Which lines hold the word "this"? Copy each of them from the material.
-- Start Data excerpts --
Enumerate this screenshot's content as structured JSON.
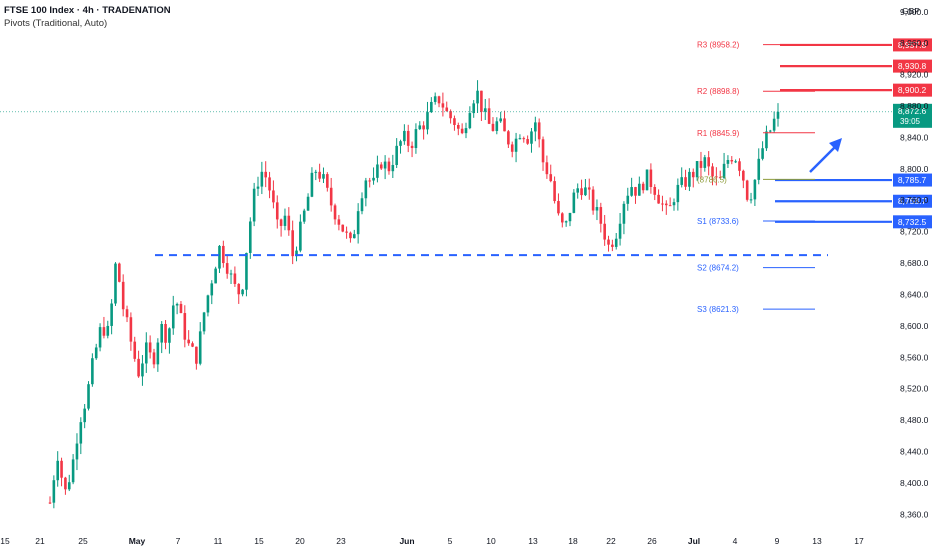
{
  "header": {
    "title": "FTSE 100 Index · 4h · TRADENATION",
    "indicator": "Pivots (Traditional, Auto)"
  },
  "currency": "GBP",
  "colors": {
    "up": "#089981",
    "down": "#f23645",
    "resistance": "#f23645",
    "support": "#2962ff",
    "last_price": "#089981",
    "pivot_p": "#8d9c3a"
  },
  "chart_data": {
    "type": "candlestick",
    "ylim": [
      8340,
      9015
    ],
    "y_ticks": [
      8360,
      8400,
      8440,
      8480,
      8520,
      8560,
      8600,
      8640,
      8680,
      8720,
      8760,
      8800,
      8840,
      8880,
      8920,
      8960,
      9000
    ],
    "y_tick_labels": [
      "8,360.0",
      "8,400.0",
      "8,440.0",
      "8,480.0",
      "8,520.0",
      "8,560.0",
      "8,600.0",
      "8,640.0",
      "8,680.0",
      "8,720.0",
      "8,760.0",
      "8,800.0",
      "8,840.0",
      "8,880.0",
      "8,920.0",
      "8,960.0",
      "9,000.0"
    ],
    "x_ticks": [
      "15",
      "21",
      "25",
      "May",
      "7",
      "11",
      "15",
      "20",
      "23",
      "Jun",
      "5",
      "10",
      "13",
      "18",
      "22",
      "26",
      "Jul",
      "4",
      "9",
      "13",
      "17"
    ],
    "ohlc_path": [
      8375,
      8440,
      8385,
      8420,
      8480,
      8510,
      8560,
      8600,
      8590,
      8685,
      8620,
      8580,
      8540,
      8570,
      8555,
      8600,
      8585,
      8640,
      8600,
      8570,
      8560,
      8620,
      8660,
      8700,
      8680,
      8650,
      8640,
      8720,
      8780,
      8800,
      8770,
      8720,
      8740,
      8690,
      8720,
      8760,
      8800,
      8790,
      8760,
      8740,
      8720,
      8700,
      8760,
      8790,
      8780,
      8810,
      8800,
      8820,
      8840,
      8830,
      8850,
      8860,
      8880,
      8890,
      8870,
      8860,
      8840,
      8880,
      8900,
      8870,
      8850,
      8860,
      8840,
      8830,
      8850,
      8840,
      8860,
      8810,
      8790,
      8740,
      8720,
      8760,
      8780,
      8770,
      8750,
      8730,
      8700,
      8720,
      8760,
      8780,
      8770,
      8790,
      8780,
      8760,
      8740,
      8770,
      8780,
      8790,
      8800,
      8810,
      8790,
      8780,
      8810,
      8820,
      8800,
      8760,
      8790,
      8830,
      8850,
      8872.6
    ],
    "last_price": "8,872.6",
    "countdown": "39:05",
    "pivots": [
      {
        "name": "R3",
        "label": "R3 (8958.2)",
        "value": 8958.2
      },
      {
        "name": "R2",
        "label": "R2 (8898.8)",
        "value": 8898.8
      },
      {
        "name": "R1",
        "label": "R1 (8845.9)",
        "value": 8845.9
      },
      {
        "name": "P",
        "label": "(8786.5)",
        "value": 8786.5
      },
      {
        "name": "S1",
        "label": "S1 (8733.6)",
        "value": 8733.6
      },
      {
        "name": "S2",
        "label": "S2 (8674.2)",
        "value": 8674.2
      },
      {
        "name": "S3",
        "label": "S3 (8621.3)",
        "value": 8621.3
      }
    ],
    "resistance_levels": [
      {
        "value": 8957.8,
        "label": "8,957.8"
      },
      {
        "value": 8930.8,
        "label": "8,930.8"
      },
      {
        "value": 8900.2,
        "label": "8,900.2"
      }
    ],
    "support_levels": [
      {
        "value": 8785.7,
        "label": "8,785.7"
      },
      {
        "value": 8758.7,
        "label": "8,758.7"
      },
      {
        "value": 8732.5,
        "label": "8,732.5"
      }
    ],
    "dashed_support": 8690,
    "annotation": "up-arrow"
  }
}
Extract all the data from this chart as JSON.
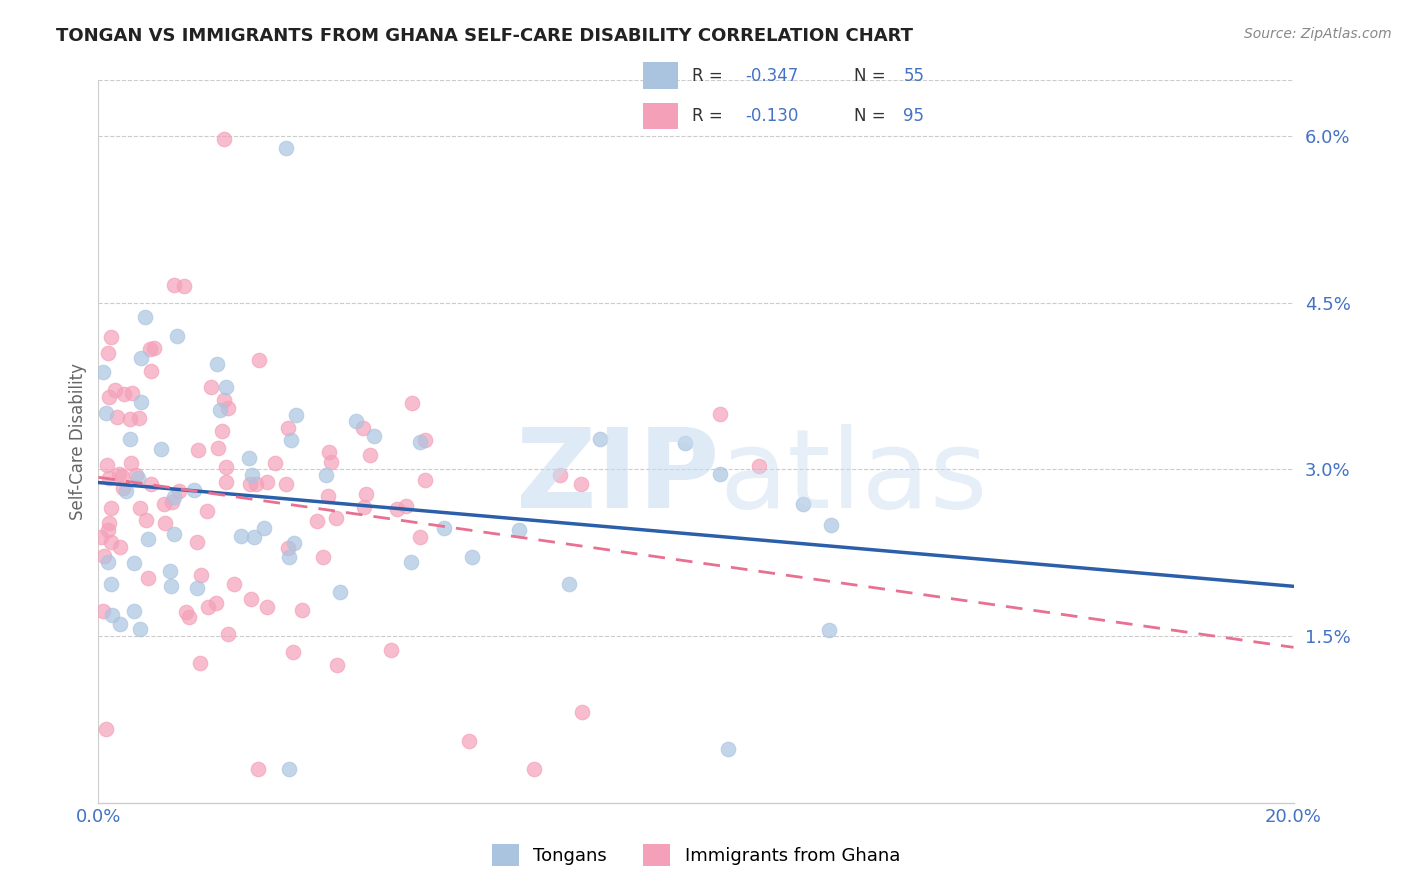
-- End Data excerpts --
Answer to the task
Enumerate this screenshot's content as structured JSON.
Extract all the data from this chart as JSON.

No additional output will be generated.